#### What you need to do
From the entries below, report how many lines contain the string "לעצור". Give only that number.

::::

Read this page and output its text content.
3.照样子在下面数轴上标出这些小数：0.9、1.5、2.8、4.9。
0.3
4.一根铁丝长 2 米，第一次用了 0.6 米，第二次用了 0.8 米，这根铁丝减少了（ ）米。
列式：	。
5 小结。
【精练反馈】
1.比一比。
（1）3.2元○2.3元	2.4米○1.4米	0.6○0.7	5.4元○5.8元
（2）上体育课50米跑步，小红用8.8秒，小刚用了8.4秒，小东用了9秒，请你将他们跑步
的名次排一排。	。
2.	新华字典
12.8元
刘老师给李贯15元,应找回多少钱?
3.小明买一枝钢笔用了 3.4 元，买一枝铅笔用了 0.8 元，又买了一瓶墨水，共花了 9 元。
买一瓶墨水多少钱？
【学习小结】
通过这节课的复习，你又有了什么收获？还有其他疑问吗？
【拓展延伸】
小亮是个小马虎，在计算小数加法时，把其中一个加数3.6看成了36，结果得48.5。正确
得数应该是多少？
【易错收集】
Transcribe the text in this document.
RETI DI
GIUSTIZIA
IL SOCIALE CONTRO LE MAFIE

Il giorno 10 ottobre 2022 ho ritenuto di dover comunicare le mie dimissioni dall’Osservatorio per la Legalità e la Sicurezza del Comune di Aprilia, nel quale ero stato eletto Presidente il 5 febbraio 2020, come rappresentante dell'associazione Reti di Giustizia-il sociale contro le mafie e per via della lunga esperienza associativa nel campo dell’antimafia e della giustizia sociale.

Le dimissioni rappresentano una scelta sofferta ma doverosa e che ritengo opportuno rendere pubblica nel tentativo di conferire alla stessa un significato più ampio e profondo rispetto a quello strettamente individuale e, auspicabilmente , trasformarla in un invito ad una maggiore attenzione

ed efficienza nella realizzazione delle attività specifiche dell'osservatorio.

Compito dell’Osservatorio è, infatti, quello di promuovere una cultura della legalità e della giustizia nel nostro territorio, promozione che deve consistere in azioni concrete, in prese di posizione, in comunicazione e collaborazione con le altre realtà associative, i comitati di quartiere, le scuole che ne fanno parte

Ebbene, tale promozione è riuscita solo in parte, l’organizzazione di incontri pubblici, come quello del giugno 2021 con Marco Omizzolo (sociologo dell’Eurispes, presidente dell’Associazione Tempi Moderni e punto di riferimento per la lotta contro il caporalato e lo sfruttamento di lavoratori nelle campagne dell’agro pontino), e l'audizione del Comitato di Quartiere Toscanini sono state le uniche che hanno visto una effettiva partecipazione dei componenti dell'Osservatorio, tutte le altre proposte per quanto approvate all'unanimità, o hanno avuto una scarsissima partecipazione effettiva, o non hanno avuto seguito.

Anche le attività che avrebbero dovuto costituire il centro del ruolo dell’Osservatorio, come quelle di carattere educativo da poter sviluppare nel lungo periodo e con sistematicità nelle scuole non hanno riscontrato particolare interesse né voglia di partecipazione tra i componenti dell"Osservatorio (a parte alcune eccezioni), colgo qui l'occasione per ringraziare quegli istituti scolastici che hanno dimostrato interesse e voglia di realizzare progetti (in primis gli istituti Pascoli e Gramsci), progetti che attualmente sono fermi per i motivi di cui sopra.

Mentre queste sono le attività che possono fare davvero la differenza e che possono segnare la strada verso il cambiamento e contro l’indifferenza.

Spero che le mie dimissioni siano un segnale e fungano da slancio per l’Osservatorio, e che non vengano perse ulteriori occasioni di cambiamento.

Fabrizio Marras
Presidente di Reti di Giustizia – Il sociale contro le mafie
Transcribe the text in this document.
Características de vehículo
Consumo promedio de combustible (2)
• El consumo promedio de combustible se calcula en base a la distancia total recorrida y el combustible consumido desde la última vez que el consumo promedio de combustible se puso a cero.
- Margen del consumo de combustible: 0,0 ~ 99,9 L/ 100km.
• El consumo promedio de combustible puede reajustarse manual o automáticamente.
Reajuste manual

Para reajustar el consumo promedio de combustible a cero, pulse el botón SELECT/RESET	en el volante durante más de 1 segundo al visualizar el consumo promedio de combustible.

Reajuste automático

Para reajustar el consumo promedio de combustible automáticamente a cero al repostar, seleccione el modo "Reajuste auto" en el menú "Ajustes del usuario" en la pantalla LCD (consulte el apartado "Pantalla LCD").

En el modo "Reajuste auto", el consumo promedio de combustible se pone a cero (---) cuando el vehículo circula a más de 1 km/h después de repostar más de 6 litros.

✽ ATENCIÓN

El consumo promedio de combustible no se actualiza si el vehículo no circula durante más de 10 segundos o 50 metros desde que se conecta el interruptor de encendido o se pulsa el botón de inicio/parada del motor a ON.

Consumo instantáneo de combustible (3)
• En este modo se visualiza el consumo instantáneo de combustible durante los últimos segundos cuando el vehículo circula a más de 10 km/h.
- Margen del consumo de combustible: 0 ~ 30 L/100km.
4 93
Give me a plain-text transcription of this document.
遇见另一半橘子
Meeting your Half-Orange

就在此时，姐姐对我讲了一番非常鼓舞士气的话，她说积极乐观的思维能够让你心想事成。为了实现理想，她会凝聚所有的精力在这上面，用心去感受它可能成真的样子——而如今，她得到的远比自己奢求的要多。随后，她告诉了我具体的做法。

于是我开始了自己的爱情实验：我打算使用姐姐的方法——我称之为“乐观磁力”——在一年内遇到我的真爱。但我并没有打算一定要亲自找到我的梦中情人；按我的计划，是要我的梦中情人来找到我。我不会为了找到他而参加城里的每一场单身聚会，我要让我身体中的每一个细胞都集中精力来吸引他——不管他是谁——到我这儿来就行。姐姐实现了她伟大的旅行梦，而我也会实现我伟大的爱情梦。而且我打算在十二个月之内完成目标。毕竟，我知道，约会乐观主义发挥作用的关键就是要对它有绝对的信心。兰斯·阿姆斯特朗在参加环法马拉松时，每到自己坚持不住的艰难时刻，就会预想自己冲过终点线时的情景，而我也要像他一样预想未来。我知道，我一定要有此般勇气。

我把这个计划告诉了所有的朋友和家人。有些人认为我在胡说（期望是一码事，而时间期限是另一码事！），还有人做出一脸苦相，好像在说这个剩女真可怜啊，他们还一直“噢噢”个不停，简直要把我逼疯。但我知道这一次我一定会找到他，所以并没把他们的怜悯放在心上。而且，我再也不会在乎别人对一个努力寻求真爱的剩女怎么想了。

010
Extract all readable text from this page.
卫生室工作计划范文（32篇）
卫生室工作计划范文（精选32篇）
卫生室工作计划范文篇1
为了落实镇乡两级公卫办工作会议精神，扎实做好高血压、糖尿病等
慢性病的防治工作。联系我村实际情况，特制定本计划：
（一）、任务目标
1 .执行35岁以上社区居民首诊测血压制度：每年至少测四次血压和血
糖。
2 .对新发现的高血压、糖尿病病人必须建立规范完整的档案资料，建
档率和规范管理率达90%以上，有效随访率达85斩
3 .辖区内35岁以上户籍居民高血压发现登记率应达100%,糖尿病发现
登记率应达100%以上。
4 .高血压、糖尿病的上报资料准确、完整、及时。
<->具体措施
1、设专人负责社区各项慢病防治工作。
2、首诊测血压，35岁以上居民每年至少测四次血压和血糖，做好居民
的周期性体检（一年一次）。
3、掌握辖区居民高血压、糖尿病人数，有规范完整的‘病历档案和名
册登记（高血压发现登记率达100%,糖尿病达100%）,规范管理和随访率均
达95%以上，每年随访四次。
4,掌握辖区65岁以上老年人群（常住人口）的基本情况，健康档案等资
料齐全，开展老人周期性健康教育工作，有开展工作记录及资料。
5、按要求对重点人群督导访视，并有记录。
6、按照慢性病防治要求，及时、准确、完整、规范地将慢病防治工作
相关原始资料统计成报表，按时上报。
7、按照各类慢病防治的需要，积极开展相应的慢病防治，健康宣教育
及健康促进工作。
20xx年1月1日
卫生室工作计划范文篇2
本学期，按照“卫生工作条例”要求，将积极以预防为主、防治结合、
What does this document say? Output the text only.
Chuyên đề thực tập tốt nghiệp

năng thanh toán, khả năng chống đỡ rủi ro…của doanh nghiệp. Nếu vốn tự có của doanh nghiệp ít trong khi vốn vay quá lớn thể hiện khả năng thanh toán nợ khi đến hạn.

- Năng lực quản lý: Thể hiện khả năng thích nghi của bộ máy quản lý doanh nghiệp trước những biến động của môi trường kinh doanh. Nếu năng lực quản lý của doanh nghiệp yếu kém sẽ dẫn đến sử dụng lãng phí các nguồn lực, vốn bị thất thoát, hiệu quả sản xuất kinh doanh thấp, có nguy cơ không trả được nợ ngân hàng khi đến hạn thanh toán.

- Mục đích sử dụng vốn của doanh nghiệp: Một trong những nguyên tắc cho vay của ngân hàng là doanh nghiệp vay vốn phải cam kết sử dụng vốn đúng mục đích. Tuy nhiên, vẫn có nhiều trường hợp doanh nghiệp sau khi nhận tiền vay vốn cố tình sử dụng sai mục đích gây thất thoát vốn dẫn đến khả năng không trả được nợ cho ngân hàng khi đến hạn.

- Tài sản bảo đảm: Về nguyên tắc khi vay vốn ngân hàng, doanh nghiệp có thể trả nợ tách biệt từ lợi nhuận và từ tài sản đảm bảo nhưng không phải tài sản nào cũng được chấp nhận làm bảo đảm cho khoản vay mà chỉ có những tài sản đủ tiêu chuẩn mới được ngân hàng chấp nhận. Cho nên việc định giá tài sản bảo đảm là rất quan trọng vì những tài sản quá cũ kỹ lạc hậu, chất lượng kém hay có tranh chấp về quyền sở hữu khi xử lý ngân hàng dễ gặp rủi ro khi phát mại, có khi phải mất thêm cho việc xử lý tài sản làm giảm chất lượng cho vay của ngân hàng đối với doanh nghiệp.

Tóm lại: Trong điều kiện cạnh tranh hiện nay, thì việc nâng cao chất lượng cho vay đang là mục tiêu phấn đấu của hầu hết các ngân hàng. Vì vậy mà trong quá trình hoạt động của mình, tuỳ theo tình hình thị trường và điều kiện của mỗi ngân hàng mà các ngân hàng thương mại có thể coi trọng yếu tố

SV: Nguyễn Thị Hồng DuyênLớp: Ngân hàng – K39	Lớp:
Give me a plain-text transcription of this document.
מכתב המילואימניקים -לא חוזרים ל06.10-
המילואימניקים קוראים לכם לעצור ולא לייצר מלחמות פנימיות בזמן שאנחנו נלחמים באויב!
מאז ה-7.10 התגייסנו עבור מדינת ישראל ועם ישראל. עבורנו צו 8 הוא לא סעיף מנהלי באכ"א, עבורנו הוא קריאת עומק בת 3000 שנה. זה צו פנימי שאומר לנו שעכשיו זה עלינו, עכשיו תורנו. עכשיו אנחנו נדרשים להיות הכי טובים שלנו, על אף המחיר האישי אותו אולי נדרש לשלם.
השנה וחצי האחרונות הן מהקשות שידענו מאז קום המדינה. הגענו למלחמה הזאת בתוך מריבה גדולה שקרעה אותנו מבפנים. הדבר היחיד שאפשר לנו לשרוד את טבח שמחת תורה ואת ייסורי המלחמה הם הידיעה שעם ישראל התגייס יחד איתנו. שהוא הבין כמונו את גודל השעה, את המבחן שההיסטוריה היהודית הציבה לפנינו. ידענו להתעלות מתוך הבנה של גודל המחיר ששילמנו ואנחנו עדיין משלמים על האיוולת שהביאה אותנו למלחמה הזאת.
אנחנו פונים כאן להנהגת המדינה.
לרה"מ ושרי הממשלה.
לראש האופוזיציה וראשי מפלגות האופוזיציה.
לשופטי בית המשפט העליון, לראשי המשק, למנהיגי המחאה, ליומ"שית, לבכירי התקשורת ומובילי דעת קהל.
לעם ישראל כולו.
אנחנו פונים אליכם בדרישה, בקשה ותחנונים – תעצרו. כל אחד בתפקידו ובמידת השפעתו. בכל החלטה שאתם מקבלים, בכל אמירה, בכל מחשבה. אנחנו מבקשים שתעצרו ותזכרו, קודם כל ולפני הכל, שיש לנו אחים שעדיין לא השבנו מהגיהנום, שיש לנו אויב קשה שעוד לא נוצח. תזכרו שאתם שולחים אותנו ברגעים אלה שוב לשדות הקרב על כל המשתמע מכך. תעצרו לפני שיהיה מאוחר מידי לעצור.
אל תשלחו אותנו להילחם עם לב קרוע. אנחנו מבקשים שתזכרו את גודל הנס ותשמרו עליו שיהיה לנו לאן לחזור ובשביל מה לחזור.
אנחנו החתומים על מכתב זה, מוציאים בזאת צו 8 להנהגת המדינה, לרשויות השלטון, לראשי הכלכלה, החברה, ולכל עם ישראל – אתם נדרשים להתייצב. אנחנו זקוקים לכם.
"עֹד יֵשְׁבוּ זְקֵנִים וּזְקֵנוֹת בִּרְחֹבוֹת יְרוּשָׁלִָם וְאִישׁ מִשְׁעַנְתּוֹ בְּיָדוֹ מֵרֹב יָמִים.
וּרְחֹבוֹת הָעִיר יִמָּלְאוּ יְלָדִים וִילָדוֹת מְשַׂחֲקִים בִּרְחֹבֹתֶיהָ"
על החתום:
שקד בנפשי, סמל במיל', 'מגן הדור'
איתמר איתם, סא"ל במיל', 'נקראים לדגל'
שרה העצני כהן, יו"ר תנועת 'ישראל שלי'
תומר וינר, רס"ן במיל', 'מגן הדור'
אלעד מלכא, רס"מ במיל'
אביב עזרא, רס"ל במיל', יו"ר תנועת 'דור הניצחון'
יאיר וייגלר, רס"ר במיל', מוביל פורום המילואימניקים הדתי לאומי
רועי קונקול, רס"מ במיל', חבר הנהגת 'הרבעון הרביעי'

::::

#### Response
2